=== Supplied information ===

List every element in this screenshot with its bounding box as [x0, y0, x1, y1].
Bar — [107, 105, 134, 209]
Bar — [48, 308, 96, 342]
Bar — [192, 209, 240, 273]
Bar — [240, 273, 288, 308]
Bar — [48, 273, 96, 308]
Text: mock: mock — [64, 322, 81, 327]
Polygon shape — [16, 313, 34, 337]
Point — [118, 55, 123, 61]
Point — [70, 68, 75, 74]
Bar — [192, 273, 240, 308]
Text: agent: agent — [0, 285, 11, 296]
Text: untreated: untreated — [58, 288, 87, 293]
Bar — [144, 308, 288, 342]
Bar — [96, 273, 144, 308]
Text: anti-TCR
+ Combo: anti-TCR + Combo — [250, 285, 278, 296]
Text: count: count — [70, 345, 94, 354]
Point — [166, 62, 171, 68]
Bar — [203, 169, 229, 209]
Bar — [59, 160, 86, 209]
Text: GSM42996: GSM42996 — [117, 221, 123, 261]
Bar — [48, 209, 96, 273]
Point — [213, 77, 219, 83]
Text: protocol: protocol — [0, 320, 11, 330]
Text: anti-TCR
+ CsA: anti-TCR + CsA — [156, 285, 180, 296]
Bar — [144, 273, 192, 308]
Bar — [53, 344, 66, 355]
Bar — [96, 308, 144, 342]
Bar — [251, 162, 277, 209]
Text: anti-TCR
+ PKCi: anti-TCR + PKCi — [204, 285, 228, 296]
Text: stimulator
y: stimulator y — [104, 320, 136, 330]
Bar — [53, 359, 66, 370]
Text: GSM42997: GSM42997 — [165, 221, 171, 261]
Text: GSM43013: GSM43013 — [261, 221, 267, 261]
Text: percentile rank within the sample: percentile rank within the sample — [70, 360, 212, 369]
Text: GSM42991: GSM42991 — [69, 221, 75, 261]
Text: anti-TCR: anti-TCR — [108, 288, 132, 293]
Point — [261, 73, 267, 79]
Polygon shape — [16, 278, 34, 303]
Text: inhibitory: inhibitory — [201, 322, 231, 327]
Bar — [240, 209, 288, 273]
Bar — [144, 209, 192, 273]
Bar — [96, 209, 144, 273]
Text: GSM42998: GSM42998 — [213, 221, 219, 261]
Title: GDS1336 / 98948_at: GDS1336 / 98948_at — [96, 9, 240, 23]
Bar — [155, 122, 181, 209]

===

:: Exercise prompt ::
Set down every line of the data above exactly as it appears, from start to finish.

:: Response to the task ::
List every element in this screenshot with its bounding box as [x0, y0, x1, y1].
Bar — [107, 105, 134, 209]
Bar — [48, 308, 96, 342]
Bar — [192, 209, 240, 273]
Bar — [240, 273, 288, 308]
Bar — [48, 273, 96, 308]
Text: mock: mock — [64, 322, 81, 327]
Polygon shape — [16, 313, 34, 337]
Point — [118, 55, 123, 61]
Point — [70, 68, 75, 74]
Bar — [192, 273, 240, 308]
Text: agent: agent — [0, 285, 11, 296]
Text: untreated: untreated — [58, 288, 87, 293]
Bar — [144, 308, 288, 342]
Bar — [96, 273, 144, 308]
Text: anti-TCR
+ Combo: anti-TCR + Combo — [250, 285, 278, 296]
Text: count: count — [70, 345, 94, 354]
Point — [166, 62, 171, 68]
Bar — [203, 169, 229, 209]
Bar — [59, 160, 86, 209]
Text: GSM42996: GSM42996 — [117, 221, 123, 261]
Bar — [48, 209, 96, 273]
Point — [213, 77, 219, 83]
Text: protocol: protocol — [0, 320, 11, 330]
Text: anti-TCR
+ CsA: anti-TCR + CsA — [156, 285, 180, 296]
Bar — [144, 273, 192, 308]
Bar — [53, 344, 66, 355]
Bar — [96, 308, 144, 342]
Bar — [251, 162, 277, 209]
Text: anti-TCR
+ PKCi: anti-TCR + PKCi — [204, 285, 228, 296]
Text: stimulator
y: stimulator y — [104, 320, 136, 330]
Bar — [53, 359, 66, 370]
Text: GSM42997: GSM42997 — [165, 221, 171, 261]
Text: GSM43013: GSM43013 — [261, 221, 267, 261]
Text: percentile rank within the sample: percentile rank within the sample — [70, 360, 212, 369]
Text: GSM42991: GSM42991 — [69, 221, 75, 261]
Text: anti-TCR: anti-TCR — [108, 288, 132, 293]
Point — [261, 73, 267, 79]
Polygon shape — [16, 278, 34, 303]
Text: inhibitory: inhibitory — [201, 322, 231, 327]
Bar — [240, 209, 288, 273]
Bar — [144, 209, 192, 273]
Bar — [96, 209, 144, 273]
Text: GSM42998: GSM42998 — [213, 221, 219, 261]
Title: GDS1336 / 98948_at: GDS1336 / 98948_at — [96, 9, 240, 23]
Bar — [155, 122, 181, 209]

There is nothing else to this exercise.